LISTED ENTRIES:
********************
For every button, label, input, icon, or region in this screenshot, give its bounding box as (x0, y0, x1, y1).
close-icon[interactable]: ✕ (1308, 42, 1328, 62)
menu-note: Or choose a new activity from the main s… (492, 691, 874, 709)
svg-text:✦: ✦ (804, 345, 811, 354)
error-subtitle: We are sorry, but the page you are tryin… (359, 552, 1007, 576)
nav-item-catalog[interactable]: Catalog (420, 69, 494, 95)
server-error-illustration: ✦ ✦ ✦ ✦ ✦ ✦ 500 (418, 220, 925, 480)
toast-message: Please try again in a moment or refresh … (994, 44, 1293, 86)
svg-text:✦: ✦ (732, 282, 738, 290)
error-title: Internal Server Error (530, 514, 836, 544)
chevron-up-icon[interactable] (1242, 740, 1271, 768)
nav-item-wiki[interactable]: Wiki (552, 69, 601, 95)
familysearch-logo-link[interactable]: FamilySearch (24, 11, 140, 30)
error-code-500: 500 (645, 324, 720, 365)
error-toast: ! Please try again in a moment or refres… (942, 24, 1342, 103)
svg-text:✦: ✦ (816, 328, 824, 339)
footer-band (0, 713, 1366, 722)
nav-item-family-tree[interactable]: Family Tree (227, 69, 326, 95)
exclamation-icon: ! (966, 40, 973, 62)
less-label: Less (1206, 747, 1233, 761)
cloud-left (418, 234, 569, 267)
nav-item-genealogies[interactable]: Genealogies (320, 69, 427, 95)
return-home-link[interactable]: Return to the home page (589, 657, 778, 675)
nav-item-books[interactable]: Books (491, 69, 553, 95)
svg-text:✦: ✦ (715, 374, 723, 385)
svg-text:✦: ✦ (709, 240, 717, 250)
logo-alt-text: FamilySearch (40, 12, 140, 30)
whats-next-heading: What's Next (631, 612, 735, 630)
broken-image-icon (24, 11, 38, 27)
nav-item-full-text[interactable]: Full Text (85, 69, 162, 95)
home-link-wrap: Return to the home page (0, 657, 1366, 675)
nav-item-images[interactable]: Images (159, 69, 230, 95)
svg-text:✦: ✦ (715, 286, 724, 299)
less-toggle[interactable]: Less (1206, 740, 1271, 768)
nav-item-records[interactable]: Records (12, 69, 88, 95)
********************
GOAL: Copy every line of the material above word for word.

SOLUTION:
For every button, label, input, icon, or region in this screenshot, give its bounding box as (x0, y0, x1, y1).
close-icon[interactable]: ✕ (1308, 42, 1328, 62)
menu-note: Or choose a new activity from the main s… (492, 691, 874, 709)
svg-text:✦: ✦ (804, 345, 811, 354)
error-subtitle: We are sorry, but the page you are tryin… (359, 552, 1007, 576)
nav-item-catalog[interactable]: Catalog (420, 69, 494, 95)
server-error-illustration: ✦ ✦ ✦ ✦ ✦ ✦ 500 (418, 220, 925, 480)
toast-message: Please try again in a moment or refresh … (994, 44, 1293, 86)
svg-text:✦: ✦ (732, 282, 738, 290)
error-title: Internal Server Error (530, 514, 836, 544)
chevron-up-icon[interactable] (1242, 740, 1271, 768)
nav-item-wiki[interactable]: Wiki (552, 69, 601, 95)
familysearch-logo-link[interactable]: FamilySearch (24, 11, 140, 30)
error-code-500: 500 (645, 324, 720, 365)
error-toast: ! Please try again in a moment or refres… (942, 24, 1342, 103)
svg-text:✦: ✦ (816, 328, 824, 339)
footer-band (0, 713, 1366, 722)
nav-item-family-tree[interactable]: Family Tree (227, 69, 326, 95)
exclamation-icon: ! (966, 40, 973, 62)
less-label: Less (1206, 747, 1233, 761)
cloud-left (418, 234, 569, 267)
nav-item-genealogies[interactable]: Genealogies (320, 69, 427, 95)
return-home-link[interactable]: Return to the home page (589, 657, 778, 675)
nav-item-books[interactable]: Books (491, 69, 553, 95)
svg-text:✦: ✦ (715, 374, 723, 385)
svg-text:✦: ✦ (709, 240, 717, 250)
logo-alt-text: FamilySearch (40, 12, 140, 30)
whats-next-heading: What's Next (631, 612, 735, 630)
broken-image-icon (24, 11, 38, 27)
nav-item-full-text[interactable]: Full Text (85, 69, 162, 95)
home-link-wrap: Return to the home page (0, 657, 1366, 675)
nav-item-images[interactable]: Images (159, 69, 230, 95)
svg-text:✦: ✦ (715, 286, 724, 299)
less-toggle[interactable]: Less (1206, 740, 1271, 768)
nav-item-records[interactable]: Records (12, 69, 88, 95)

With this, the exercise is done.